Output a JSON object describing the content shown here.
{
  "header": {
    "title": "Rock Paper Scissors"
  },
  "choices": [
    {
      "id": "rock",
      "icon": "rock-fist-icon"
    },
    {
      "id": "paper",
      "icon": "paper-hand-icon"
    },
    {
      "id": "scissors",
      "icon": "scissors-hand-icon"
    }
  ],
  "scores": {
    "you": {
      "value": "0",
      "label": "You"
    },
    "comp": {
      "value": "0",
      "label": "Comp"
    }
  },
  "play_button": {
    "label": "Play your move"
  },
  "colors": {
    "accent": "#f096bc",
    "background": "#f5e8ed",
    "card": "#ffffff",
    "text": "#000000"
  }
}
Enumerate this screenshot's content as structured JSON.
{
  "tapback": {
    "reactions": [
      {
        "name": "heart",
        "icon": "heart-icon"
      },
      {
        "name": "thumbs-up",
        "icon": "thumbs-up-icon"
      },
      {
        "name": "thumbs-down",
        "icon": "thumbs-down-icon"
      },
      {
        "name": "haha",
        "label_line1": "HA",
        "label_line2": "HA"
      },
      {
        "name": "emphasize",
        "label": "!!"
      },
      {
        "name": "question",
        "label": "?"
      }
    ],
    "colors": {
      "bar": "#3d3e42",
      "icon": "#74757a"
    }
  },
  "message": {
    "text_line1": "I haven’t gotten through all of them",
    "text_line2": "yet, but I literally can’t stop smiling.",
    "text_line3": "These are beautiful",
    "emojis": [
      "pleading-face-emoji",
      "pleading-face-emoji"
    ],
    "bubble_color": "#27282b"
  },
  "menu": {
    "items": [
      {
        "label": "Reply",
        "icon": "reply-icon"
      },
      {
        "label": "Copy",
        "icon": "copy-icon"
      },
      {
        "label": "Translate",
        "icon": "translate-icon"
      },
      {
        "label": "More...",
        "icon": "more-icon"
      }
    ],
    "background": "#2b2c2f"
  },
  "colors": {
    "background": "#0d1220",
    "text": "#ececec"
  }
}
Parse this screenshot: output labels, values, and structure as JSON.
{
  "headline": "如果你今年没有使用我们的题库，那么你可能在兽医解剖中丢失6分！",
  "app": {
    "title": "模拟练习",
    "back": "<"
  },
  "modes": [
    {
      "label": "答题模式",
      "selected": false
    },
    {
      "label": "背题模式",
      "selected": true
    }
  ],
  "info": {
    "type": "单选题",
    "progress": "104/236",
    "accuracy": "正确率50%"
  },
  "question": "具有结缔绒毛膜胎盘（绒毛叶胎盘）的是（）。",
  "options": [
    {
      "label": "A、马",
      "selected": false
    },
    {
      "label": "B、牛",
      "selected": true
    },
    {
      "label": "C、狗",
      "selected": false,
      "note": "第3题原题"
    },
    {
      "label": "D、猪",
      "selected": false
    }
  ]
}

● ● ● ●

*Job*: Answer with one number only: how many lines above contain the word "JSON".

*Solution for this problem*: 3